• **Set problem**
Copy out all the lines in the records that include the word "Output".
***** Given data
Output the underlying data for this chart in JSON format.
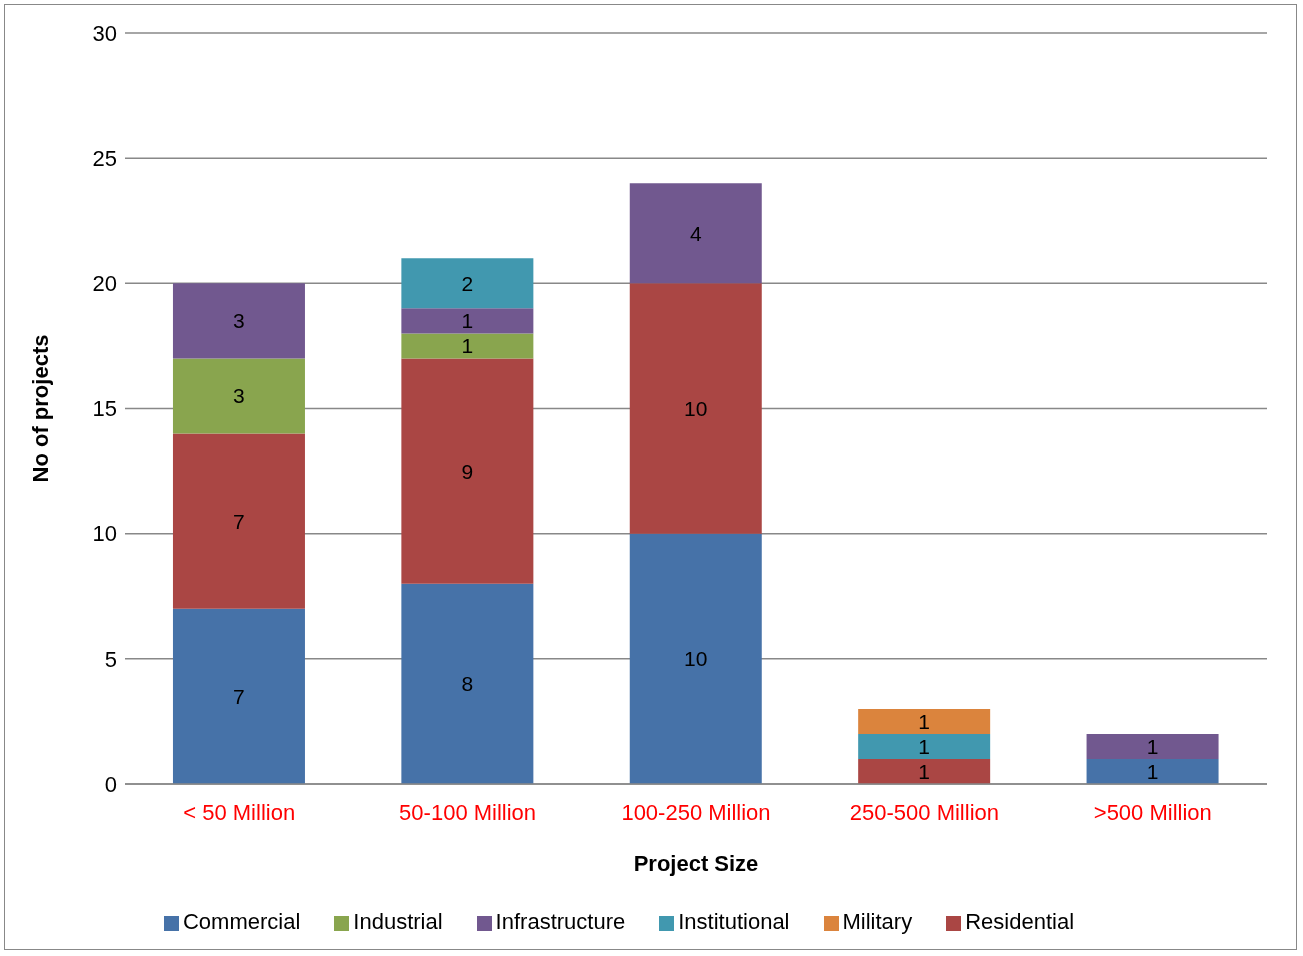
{
  "chart_data": {
    "type": "bar",
    "stacked": true,
    "xlabel": "Project Size",
    "ylabel": "No of projects",
    "categories": [
      "< 50 Million",
      "50-100 Million",
      "100-250 Million",
      "250-500 Million",
      ">500 Million"
    ],
    "series": [
      {
        "name": "Commercial",
        "color": "#4672a8",
        "values": [
          7,
          8,
          10,
          null,
          1
        ]
      },
      {
        "name": "Residential",
        "color": "#aa4644",
        "values": [
          7,
          9,
          10,
          1,
          null
        ]
      },
      {
        "name": "Industrial",
        "color": "#89a54e",
        "values": [
          3,
          1,
          null,
          null,
          null
        ]
      },
      {
        "name": "Infrastructure",
        "color": "#71588f",
        "values": [
          3,
          1,
          4,
          null,
          1
        ]
      },
      {
        "name": "Institutional",
        "color": "#4198af",
        "values": [
          null,
          2,
          null,
          1,
          null
        ]
      },
      {
        "name": "Military",
        "color": "#db843d",
        "values": [
          null,
          null,
          null,
          1,
          null
        ]
      }
    ],
    "ylim": [
      0,
      30
    ],
    "yticks": [
      0,
      5,
      10,
      15,
      20,
      25,
      30
    ],
    "grid": "y",
    "legend": "bottom",
    "data_labels": true
  }
}
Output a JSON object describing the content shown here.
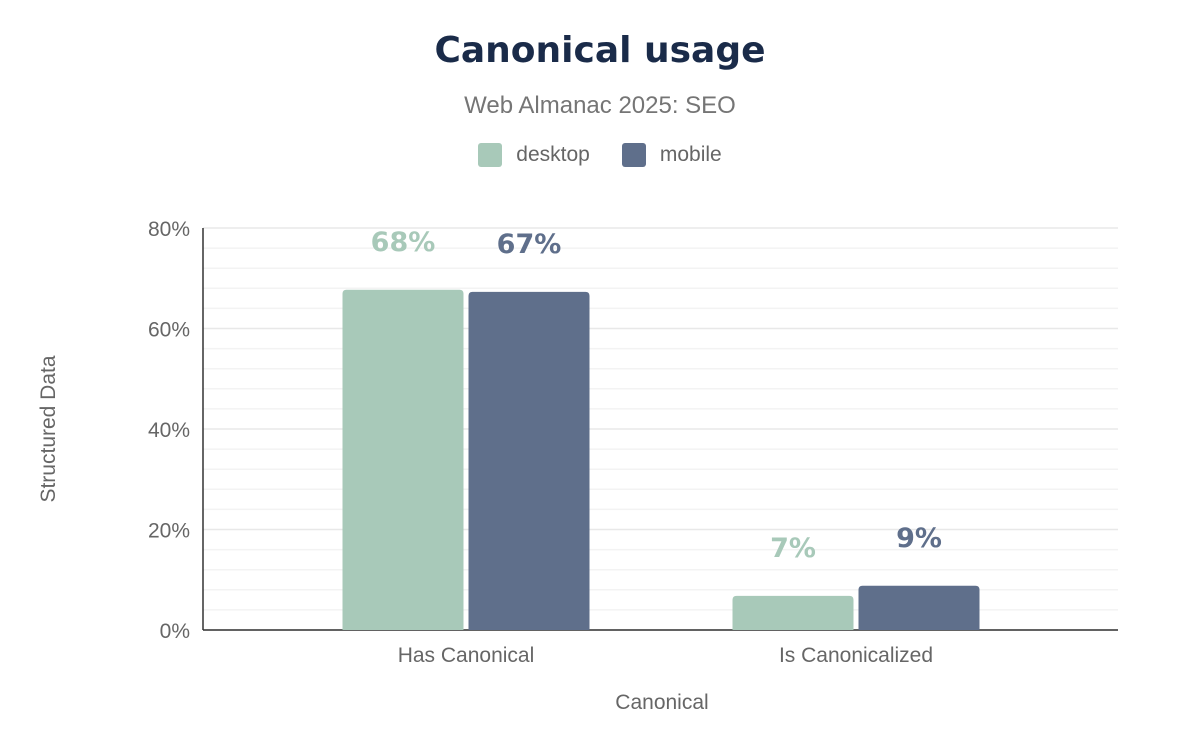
{
  "chart_data": {
    "type": "bar",
    "title": "Canonical usage",
    "subtitle": "Web Almanac 2025: SEO",
    "xlabel": "Canonical",
    "ylabel": "Structured Data",
    "categories": [
      "Has Canonical",
      "Is Canonicalized"
    ],
    "series": [
      {
        "name": "desktop",
        "color": "#a8c9b9",
        "values": [
          67.7,
          6.8
        ],
        "labels": [
          "68%",
          "7%"
        ]
      },
      {
        "name": "mobile",
        "color": "#5f6f8b",
        "values": [
          67.3,
          8.8
        ],
        "labels": [
          "67%",
          "9%"
        ]
      }
    ],
    "ylim": [
      0,
      80
    ],
    "yticks": [
      0,
      20,
      40,
      60,
      80
    ],
    "ytick_labels": [
      "0%",
      "20%",
      "40%",
      "60%",
      "80%"
    ],
    "grid": true,
    "legend": "top"
  }
}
**********
• **Final answer**
Output the underlying data for this chart in JSON format.
Output a JSON object describing the content shown here.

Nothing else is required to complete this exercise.